- _What is required_
Filter this material down to the lines that hold "Recke", copying each one.
>> Begin Stored data
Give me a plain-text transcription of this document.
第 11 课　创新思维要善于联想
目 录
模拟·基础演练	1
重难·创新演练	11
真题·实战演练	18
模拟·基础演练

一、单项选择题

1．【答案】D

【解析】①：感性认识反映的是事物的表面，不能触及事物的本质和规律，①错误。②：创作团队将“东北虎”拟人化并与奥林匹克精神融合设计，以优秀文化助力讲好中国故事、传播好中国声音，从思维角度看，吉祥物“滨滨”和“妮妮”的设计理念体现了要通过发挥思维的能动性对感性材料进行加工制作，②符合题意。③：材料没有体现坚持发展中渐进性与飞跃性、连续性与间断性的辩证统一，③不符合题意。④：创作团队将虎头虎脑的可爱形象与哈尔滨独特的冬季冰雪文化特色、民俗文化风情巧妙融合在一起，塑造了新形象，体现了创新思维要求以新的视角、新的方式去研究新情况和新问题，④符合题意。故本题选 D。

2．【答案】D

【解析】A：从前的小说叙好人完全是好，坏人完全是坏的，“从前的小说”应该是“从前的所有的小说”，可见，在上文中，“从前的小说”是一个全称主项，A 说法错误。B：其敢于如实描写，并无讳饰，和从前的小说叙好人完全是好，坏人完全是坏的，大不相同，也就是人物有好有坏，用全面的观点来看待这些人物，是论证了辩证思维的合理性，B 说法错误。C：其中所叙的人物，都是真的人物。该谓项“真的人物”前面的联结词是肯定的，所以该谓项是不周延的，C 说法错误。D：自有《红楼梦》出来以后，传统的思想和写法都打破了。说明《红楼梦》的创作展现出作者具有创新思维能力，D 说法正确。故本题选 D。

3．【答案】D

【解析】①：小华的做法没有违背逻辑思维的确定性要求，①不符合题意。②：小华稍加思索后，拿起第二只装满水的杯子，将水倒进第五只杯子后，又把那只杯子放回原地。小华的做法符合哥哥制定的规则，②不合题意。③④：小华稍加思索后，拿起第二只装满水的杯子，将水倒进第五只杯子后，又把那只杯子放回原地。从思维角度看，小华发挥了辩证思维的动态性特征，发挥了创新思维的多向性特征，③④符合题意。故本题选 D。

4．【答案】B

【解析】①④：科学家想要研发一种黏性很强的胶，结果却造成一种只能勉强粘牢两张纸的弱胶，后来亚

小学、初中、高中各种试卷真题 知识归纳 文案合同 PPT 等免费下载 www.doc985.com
>> End Stored data
>> Begin Stored data
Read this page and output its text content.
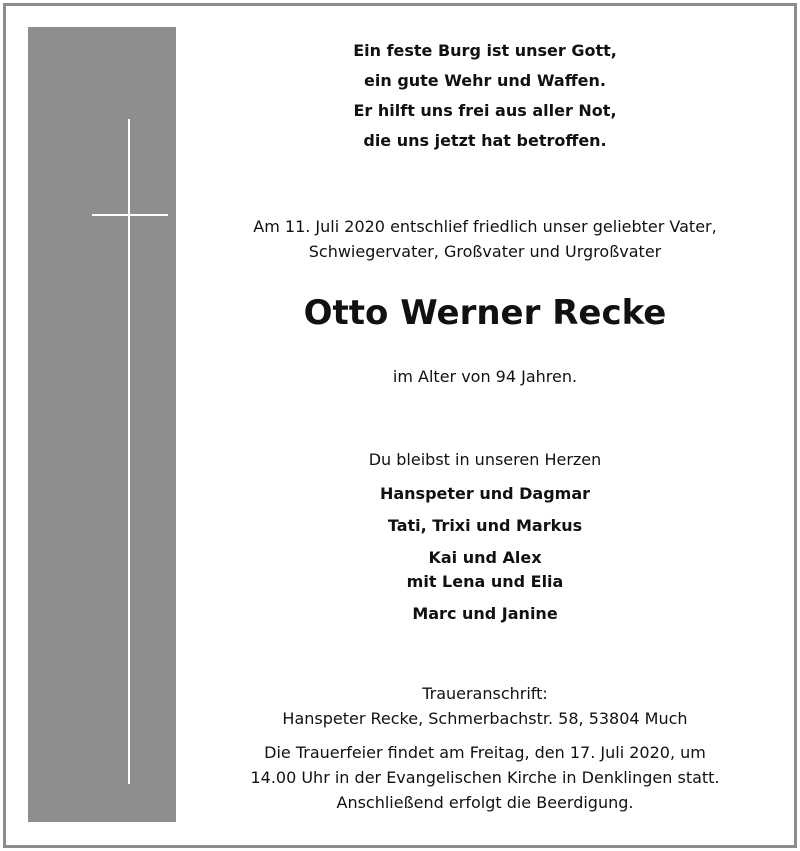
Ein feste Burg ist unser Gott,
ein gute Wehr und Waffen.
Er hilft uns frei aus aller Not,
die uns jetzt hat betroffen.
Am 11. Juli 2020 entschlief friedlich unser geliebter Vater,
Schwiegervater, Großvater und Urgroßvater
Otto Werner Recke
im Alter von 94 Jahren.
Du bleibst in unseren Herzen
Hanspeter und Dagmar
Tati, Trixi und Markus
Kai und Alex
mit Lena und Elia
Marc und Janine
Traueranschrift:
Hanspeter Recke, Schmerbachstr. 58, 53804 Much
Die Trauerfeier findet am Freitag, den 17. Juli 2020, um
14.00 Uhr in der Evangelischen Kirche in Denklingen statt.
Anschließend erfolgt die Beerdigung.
>> End Stored data
- _Result for this exercise_
Otto Werner Recke
Hanspeter Recke, Schmerbachstr. 58, 53804 Much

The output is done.